[Dataset items]
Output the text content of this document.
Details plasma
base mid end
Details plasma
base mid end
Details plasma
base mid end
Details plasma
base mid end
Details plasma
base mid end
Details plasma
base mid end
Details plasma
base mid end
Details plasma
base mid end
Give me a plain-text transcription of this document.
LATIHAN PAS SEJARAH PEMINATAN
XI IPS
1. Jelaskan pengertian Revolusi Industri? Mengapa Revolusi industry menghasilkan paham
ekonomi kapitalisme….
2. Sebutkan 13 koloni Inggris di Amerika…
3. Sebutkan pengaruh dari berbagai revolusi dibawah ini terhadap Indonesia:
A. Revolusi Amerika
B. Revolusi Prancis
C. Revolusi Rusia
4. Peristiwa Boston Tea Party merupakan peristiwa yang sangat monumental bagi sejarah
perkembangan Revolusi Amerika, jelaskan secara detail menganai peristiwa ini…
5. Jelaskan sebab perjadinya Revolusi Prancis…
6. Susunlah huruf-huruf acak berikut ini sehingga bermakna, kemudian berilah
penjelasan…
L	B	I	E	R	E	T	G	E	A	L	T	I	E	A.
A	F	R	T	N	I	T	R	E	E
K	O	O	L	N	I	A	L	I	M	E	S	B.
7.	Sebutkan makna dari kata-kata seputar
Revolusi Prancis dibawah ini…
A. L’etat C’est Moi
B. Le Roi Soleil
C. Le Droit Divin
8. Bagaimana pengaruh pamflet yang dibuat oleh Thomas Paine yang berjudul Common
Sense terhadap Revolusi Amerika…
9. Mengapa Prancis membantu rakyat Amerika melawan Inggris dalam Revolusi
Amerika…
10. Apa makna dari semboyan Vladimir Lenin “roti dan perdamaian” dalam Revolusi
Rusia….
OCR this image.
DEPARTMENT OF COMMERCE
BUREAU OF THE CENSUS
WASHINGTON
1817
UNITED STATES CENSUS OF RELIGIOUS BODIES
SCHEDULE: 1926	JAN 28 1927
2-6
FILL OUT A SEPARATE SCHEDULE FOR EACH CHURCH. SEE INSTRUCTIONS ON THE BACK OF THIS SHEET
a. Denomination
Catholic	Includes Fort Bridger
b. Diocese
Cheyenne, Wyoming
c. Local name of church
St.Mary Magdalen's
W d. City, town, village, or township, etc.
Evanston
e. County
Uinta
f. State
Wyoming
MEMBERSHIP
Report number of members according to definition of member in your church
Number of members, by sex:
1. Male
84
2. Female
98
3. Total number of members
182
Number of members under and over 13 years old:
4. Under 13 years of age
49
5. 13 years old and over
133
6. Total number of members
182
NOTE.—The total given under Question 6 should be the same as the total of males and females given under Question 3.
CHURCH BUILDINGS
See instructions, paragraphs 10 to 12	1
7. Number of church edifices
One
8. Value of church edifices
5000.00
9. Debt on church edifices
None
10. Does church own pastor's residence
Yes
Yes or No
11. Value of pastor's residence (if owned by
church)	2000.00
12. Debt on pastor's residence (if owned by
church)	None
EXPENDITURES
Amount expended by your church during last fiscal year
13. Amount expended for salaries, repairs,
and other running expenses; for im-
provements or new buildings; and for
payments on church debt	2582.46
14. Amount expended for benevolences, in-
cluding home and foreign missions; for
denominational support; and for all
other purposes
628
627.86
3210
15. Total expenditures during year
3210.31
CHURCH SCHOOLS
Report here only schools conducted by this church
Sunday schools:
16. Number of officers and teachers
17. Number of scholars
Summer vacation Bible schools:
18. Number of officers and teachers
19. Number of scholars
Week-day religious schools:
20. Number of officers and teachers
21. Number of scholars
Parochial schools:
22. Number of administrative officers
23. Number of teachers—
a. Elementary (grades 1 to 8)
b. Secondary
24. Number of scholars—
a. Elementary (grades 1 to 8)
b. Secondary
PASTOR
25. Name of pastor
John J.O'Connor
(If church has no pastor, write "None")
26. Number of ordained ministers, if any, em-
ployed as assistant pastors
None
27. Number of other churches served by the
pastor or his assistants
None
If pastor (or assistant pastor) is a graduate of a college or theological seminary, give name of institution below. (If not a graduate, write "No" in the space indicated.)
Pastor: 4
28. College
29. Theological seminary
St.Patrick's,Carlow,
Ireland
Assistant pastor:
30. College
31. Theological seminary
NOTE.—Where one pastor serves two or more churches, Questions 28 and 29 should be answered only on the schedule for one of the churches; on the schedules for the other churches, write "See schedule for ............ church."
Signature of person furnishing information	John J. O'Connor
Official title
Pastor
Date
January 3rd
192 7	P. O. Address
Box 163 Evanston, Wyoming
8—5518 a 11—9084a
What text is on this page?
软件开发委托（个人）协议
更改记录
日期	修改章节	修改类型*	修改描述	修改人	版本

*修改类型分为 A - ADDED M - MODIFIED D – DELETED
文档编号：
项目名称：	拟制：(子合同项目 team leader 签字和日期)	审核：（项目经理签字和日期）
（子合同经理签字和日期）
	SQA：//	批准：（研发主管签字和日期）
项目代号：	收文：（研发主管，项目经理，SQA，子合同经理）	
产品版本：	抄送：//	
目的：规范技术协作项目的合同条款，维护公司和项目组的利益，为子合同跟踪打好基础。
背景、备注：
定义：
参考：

- _SHORT TASK_:
State the number of lines in these entries that include the string "Prancis". Provide nothing beyond that number.

- _EXPECTED ANSWER_:
4